### Given exercise
Report how many lines include the word "folder", and nothing besides that number.

# START OF Material provided

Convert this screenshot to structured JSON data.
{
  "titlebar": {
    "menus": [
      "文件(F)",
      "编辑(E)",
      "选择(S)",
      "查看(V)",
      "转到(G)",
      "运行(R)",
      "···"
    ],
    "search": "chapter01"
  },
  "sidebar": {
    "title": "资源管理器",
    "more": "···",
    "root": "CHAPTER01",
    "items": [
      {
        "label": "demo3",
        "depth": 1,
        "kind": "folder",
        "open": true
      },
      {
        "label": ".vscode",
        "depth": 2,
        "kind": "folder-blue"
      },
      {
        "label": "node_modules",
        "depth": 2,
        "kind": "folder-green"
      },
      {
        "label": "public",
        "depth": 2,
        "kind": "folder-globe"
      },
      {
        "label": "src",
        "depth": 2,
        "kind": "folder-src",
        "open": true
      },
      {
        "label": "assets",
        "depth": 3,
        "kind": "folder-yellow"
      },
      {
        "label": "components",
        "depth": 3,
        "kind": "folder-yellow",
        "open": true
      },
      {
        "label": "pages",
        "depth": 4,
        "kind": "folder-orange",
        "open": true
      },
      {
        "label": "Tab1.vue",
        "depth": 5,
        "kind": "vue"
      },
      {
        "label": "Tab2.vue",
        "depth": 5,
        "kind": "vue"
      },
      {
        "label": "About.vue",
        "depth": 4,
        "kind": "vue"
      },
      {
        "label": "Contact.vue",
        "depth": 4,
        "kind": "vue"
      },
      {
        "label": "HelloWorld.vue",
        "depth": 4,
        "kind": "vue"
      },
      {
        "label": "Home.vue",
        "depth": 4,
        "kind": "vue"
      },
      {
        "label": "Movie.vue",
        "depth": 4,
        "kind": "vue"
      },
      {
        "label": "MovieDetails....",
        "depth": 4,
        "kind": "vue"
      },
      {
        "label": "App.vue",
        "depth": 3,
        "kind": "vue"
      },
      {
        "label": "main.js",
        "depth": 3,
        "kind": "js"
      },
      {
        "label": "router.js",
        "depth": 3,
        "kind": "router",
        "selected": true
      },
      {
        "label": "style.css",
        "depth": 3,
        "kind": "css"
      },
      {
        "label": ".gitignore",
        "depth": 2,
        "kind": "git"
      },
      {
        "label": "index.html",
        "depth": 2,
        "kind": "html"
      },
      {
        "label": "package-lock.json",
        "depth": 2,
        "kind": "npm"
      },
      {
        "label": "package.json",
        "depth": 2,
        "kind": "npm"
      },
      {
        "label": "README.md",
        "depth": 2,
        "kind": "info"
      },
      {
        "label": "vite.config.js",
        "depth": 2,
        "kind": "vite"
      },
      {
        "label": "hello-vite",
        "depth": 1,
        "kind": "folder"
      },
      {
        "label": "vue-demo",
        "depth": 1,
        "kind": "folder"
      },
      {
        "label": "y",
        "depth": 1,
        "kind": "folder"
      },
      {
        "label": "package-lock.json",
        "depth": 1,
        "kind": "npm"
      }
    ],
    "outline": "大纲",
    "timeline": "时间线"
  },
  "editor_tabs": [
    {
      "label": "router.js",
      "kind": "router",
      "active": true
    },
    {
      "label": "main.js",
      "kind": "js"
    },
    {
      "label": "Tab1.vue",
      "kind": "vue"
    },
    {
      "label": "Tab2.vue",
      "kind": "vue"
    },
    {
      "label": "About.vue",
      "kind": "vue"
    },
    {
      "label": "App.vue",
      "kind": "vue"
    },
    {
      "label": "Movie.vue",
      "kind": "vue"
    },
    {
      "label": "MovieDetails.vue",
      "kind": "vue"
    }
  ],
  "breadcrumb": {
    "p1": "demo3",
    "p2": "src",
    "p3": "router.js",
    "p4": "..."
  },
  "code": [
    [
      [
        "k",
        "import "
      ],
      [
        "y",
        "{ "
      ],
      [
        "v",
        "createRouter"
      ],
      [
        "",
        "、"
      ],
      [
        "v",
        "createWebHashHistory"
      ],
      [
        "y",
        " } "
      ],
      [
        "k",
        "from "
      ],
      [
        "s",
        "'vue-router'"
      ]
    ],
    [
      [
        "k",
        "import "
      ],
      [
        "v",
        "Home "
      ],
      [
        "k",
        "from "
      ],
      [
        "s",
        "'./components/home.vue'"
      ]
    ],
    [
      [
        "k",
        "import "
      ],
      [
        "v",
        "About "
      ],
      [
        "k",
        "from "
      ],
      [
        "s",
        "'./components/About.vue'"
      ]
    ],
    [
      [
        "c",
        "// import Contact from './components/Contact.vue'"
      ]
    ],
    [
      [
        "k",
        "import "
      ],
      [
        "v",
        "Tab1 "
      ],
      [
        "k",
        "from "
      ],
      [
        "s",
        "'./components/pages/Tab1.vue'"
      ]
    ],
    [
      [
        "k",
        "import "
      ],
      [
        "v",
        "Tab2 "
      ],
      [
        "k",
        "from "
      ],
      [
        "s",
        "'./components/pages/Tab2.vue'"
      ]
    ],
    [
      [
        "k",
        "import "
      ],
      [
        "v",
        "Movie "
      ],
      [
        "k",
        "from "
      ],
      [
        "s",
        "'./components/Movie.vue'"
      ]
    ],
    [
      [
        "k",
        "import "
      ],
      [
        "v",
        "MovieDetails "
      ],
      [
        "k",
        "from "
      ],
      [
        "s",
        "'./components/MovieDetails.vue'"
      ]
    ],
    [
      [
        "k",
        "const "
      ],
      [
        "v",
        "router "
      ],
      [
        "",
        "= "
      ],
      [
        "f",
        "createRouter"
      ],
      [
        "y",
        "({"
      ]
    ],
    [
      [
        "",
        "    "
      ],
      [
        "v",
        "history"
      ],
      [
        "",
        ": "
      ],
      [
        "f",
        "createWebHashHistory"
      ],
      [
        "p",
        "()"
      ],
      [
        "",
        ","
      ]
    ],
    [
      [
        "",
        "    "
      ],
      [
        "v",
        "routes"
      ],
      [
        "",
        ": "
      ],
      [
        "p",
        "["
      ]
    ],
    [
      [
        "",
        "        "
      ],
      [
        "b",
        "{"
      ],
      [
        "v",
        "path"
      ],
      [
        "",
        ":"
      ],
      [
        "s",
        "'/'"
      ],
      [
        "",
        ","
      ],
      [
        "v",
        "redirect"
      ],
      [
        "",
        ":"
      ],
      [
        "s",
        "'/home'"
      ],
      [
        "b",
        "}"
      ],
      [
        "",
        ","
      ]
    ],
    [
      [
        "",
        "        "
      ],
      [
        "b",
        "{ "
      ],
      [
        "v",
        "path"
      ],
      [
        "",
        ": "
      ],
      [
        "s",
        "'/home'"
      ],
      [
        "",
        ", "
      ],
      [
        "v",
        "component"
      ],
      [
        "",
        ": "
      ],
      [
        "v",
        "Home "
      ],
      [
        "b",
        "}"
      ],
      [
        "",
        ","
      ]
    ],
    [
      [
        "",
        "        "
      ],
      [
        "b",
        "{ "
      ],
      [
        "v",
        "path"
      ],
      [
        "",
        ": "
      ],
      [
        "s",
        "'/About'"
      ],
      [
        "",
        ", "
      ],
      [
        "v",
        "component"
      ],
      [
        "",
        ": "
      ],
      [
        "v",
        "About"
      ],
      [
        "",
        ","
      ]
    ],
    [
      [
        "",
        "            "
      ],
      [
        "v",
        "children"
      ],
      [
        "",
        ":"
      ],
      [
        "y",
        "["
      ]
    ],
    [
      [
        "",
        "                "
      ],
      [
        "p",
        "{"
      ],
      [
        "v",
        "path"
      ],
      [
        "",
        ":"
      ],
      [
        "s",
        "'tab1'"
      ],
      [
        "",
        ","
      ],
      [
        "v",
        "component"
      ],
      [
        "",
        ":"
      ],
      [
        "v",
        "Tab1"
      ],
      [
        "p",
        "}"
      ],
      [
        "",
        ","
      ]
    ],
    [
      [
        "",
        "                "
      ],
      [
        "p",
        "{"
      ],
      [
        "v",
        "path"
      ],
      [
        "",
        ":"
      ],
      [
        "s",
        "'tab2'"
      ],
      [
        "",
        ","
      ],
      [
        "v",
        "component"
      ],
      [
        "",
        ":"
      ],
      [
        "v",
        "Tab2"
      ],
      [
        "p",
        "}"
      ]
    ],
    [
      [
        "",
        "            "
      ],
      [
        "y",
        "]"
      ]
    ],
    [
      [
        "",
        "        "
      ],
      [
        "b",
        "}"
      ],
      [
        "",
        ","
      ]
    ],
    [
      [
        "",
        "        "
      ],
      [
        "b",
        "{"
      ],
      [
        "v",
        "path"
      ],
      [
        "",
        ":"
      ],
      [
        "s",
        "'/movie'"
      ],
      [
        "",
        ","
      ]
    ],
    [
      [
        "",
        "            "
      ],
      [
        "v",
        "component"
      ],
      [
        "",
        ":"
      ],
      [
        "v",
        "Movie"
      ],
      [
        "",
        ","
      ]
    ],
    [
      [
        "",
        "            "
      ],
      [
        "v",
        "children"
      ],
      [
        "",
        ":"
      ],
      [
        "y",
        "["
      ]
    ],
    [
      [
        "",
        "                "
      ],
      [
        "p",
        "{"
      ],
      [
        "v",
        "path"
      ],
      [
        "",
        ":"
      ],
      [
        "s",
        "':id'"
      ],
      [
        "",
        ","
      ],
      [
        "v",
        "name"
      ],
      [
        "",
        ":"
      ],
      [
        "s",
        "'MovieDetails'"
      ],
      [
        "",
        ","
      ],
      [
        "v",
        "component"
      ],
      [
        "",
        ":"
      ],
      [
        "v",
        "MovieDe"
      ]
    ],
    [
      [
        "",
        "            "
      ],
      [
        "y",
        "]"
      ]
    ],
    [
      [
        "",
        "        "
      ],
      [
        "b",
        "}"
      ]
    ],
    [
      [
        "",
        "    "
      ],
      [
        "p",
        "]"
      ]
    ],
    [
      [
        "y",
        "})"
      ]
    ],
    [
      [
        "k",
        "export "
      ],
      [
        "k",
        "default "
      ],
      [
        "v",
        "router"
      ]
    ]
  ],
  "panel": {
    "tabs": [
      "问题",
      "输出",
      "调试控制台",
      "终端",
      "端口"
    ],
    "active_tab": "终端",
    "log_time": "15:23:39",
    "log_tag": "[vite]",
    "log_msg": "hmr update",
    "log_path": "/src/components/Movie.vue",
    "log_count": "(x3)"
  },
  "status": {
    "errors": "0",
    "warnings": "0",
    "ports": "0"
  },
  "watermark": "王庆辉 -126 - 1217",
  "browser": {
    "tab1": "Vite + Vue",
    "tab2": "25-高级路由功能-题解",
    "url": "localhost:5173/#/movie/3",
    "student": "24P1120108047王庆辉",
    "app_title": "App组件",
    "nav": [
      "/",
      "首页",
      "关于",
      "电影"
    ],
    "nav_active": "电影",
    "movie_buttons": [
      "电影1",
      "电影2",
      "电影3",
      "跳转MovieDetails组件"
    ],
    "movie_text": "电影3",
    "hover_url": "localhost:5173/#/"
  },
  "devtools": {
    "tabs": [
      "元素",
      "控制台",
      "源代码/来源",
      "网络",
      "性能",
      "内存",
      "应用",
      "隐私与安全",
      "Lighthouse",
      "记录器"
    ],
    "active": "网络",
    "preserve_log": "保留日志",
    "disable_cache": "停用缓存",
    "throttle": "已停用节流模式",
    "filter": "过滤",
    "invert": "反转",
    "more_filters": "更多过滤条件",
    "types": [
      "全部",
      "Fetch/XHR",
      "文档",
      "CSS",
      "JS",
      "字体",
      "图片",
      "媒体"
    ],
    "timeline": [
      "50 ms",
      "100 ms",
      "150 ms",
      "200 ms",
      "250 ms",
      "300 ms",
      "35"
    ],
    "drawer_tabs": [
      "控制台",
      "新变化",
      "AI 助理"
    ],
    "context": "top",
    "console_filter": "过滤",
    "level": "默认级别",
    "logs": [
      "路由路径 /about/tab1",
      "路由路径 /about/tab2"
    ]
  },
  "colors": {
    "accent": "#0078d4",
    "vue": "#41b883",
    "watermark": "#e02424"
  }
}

# END OF Material provided

### Reply
11